Extract to read Block Start

Companies around the world are improving their environmental, social and governance (ESG) performance, suggests a new report from ISS ESG, the responsible investment division of proxy advisory firm Institutional Shareholder Services Inc.
ISS ESG released its latest annual analysis of companies’ adherence to ESG criteria, which found that the proportion of companies ranked as “good” or “excellent” increased to 20.4% on a global basis, from just over 17% last year.
Additionally, more than two-thirds of companies in developed markets (67.5%) were rated as “medium” or above, which represents an all-time high, it said.
Ratings trends are also improving for companies in emerging markets, albeit from much lower levels, it said.
The report also found that 41% of the companies reviewed contribute “positively” to the United Nations Sustainable Development Goals with their products or services, including 8% of firms that contribute to a “significant” extent.

Extract to read Block End
Information supplied Block Start

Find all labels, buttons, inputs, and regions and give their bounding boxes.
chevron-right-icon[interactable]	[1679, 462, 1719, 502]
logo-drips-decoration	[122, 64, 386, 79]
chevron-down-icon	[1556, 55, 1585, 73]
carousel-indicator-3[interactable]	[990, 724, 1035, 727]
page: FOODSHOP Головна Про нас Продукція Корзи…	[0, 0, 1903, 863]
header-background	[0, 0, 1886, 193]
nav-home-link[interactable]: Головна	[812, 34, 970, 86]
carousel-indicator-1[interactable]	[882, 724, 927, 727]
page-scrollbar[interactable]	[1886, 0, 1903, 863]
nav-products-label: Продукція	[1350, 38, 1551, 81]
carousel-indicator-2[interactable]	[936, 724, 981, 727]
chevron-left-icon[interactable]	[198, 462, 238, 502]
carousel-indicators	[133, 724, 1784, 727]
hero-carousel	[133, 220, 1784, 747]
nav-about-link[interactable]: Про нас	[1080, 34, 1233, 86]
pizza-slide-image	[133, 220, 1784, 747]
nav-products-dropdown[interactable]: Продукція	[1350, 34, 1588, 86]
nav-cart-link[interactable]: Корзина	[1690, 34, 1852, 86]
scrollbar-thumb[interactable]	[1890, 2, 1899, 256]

Information supplied Block End

▶ Activity:
Answer these questions from the text on ESG ratings:
1. What proportion of companies worldwide were ranked "good" or "excellent" in the latest analysis?
2. What percentage of companies in developed markets were rated "medium" or above?
3. What share of the companies reviewed contribute "positively" to the United Nations Sustainable Development Goals?

▶ Solved problem:
1. 20.4%
2. 67.5%
3. 41%